# Directions
Update the lines below by changing every "Bottom part" to "Lower section" and keeping everything else the same. Omit the pictures from your answer.

Data extracted from a collection

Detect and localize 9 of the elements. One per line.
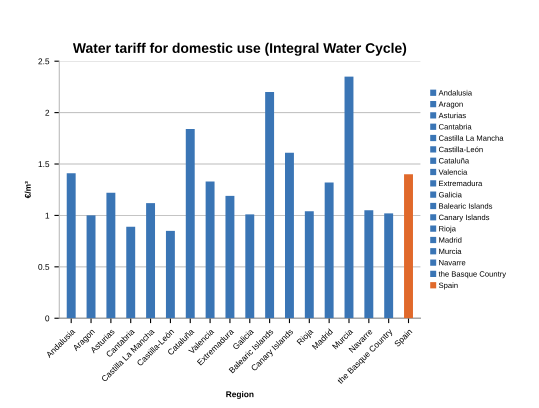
y-tick-label: 1 (46, 212, 50, 218)
y-tick-label: 0.5 (38, 264, 50, 270)
y-tick-label: 2 (45, 110, 50, 116)
y-tick-label: 0 (45, 315, 50, 322)
y-tick-label: 2.5 (38, 58, 50, 64)
y-axis-title: €/m³ (24, 181, 31, 198)
chart-title: Water tariff for domestic use (Integral Water Cycle) (72, 42, 406, 56)
y-tick-label: 1.5 (38, 161, 50, 168)
x-axis-title: Region (226, 391, 254, 399)
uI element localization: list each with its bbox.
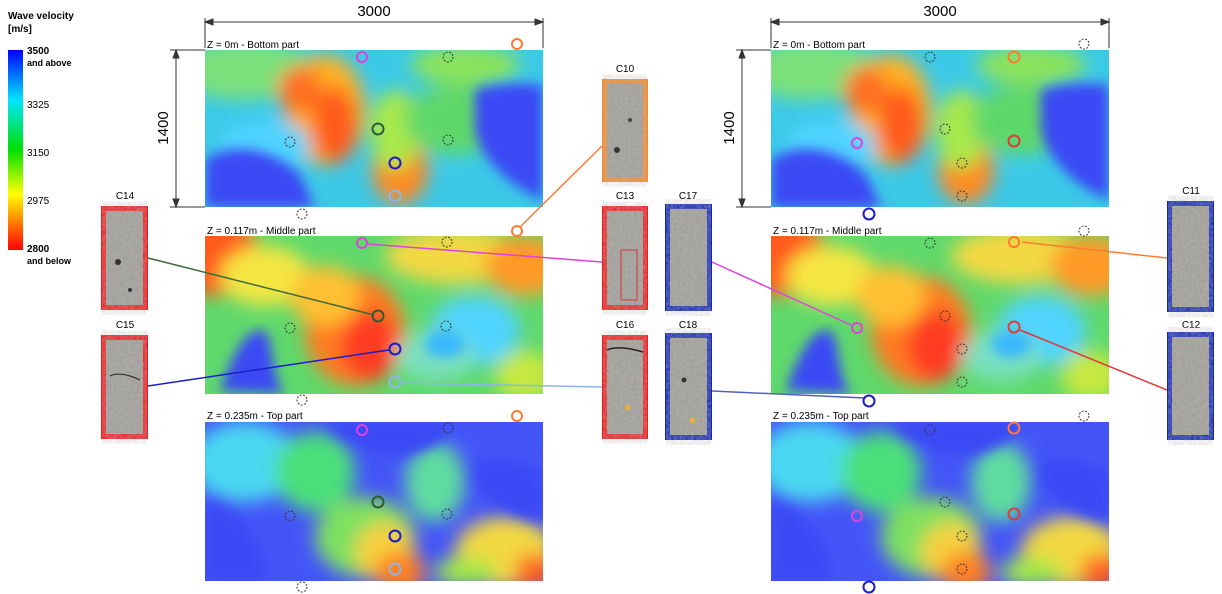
legend-tick-2800: 2800 [27,244,50,255]
core-sample-c13: C13 [602,191,648,310]
core-label-c12: C12 [1182,320,1201,331]
legend-tick-2975: 2975 [27,196,50,207]
panel-title-left-bottom: Z = 0m - Bottom part [207,40,299,51]
panel-title-right-top: Z = 0.235m - Top part [773,411,869,422]
core-sample-c17: C17 [665,191,712,311]
core-label-c13: C13 [616,191,635,202]
connector-lines [147,145,1168,399]
legend-tick-2800-sub: and below [27,256,72,266]
panel-title-left-middle: Z = 0.117m - Middle part [207,226,316,237]
legend-color-bar [8,50,23,250]
legend-tick-3500: 3500 [27,46,50,57]
core-label-c17: C17 [679,191,698,202]
core-sample-c18: C18 [665,320,712,440]
width-dimension-left: 3000 [357,3,390,20]
panel-title-right-middle: Z = 0.117m - Middle part [773,226,882,237]
panel-title-left-top: Z = 0.235m - Top part [207,411,303,422]
core-sample-c16: C16 [602,320,648,439]
markers-left [284,38,523,593]
color-legend: Wave velocity [m/s] 3500 and above 3325 … [8,11,74,266]
core-label-c16: C16 [616,320,635,331]
panel-title-right-bottom: Z = 0m - Bottom part [773,40,865,51]
core-sample-c14: C14 [101,191,148,310]
markers-right [851,38,1090,594]
core-label-c11: C11 [1182,186,1200,197]
height-dimension-right: 1400 [721,111,738,144]
dimension-lines-left [170,18,545,209]
legend-tick-3150: 3150 [27,148,50,159]
core-sample-c12: C12 [1167,320,1214,440]
legend-title: Wave velocity [8,11,74,22]
core-label-c18: C18 [679,320,698,331]
core-label-c10: C10 [616,64,635,75]
core-sample-c15: C15 [101,320,148,439]
core-sample-c10: C10 [602,64,648,182]
core-label-c14: C14 [116,191,135,202]
panel-right-middle [736,216,1131,401]
legend-unit: [m/s] [8,24,32,35]
panel-left-top [190,422,555,592]
core-sample-c11: C11 [1167,186,1214,312]
panel-right-top [756,422,1121,592]
legend-tick-3325: 3325 [27,100,50,111]
height-dimension-left: 1400 [155,111,172,144]
panel-left-bottom [175,40,543,208]
width-dimension-right: 3000 [923,3,956,20]
panel-right-bottom [741,40,1109,208]
dimension-lines-right [736,18,1111,209]
core-label-c15: C15 [116,320,135,331]
legend-tick-3500-sub: and above [27,58,72,68]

# The completed task
Detect and localize 9 of the elements. One per line.
y-tick-label: 1 (46, 212, 50, 218)
y-tick-label: 0.5 (38, 264, 50, 270)
y-tick-label: 2 (45, 110, 50, 116)
y-tick-label: 0 (45, 315, 50, 322)
y-tick-label: 2.5 (38, 58, 50, 64)
y-axis-title: €/m³ (24, 181, 31, 198)
chart-title: Water tariff for domestic use (Integral Water Cycle) (72, 42, 406, 56)
y-tick-label: 1.5 (38, 161, 50, 168)
x-axis-title: Region (226, 391, 254, 399)
uI element localization: list each with its bbox.
legend-tick-2800: 2800 [27,244,50,255]
core-sample-c13: C13 [602,191,648,310]
core-label-c12: C12 [1182,320,1201,331]
legend-tick-2975: 2975 [27,196,50,207]
panel-title-left-bottom: Z = 0m - Lower section [207,40,299,51]
panel-title-right-top: Z = 0.235m - Top part [773,411,869,422]
core-sample-c17: C17 [665,191,712,311]
core-label-c13: C13 [616,191,635,202]
connector-lines [147,145,1168,399]
legend-tick-2800-sub: and below [27,256,72,266]
panel-title-left-middle: Z = 0.117m - Middle part [207,226,316,237]
legend-color-bar [8,50,23,250]
legend-tick-3500: 3500 [27,46,50,57]
core-label-c17: C17 [679,191,698,202]
core-sample-c18: C18 [665,320,712,440]
width-dimension-left: 3000 [357,3,390,20]
panel-title-right-middle: Z = 0.117m - Middle part [773,226,882,237]
panel-title-left-top: Z = 0.235m - Top part [207,411,303,422]
core-sample-c16: C16 [602,320,648,439]
markers-left [284,38,523,593]
color-legend: Wave velocity [m/s] 3500 and above 3325 … [8,11,74,266]
core-label-c16: C16 [616,320,635,331]
panel-title-right-bottom: Z = 0m - Lower section [773,40,865,51]
core-sample-c14: C14 [101,191,148,310]
markers-right [851,38,1090,594]
core-label-c11: C11 [1182,186,1200,197]
height-dimension-right: 1400 [721,111,738,144]
dimension-lines-left [170,18,545,209]
legend-tick-3150: 3150 [27,148,50,159]
core-sample-c12: C12 [1167,320,1214,440]
legend-title: Wave velocity [8,11,74,22]
core-label-c18: C18 [679,320,698,331]
core-label-c10: C10 [616,64,635,75]
core-sample-c15: C15 [101,320,148,439]
core-sample-c10: C10 [602,64,648,182]
core-label-c14: C14 [116,191,135,202]
panel-right-middle [736,216,1131,401]
legend-unit: [m/s] [8,24,32,35]
panel-left-top [190,422,555,592]
core-sample-c11: C11 [1167,186,1214,312]
panel-right-top [756,422,1121,592]
legend-tick-3325: 3325 [27,100,50,111]
height-dimension-left: 1400 [155,111,172,144]
panel-left-bottom [175,40,543,208]
width-dimension-right: 3000 [923,3,956,20]
panel-right-bottom [741,40,1109,208]
dimension-lines-right [736,18,1111,209]
core-label-c15: C15 [116,320,135,331]
legend-tick-3500-sub: and above [27,58,72,68]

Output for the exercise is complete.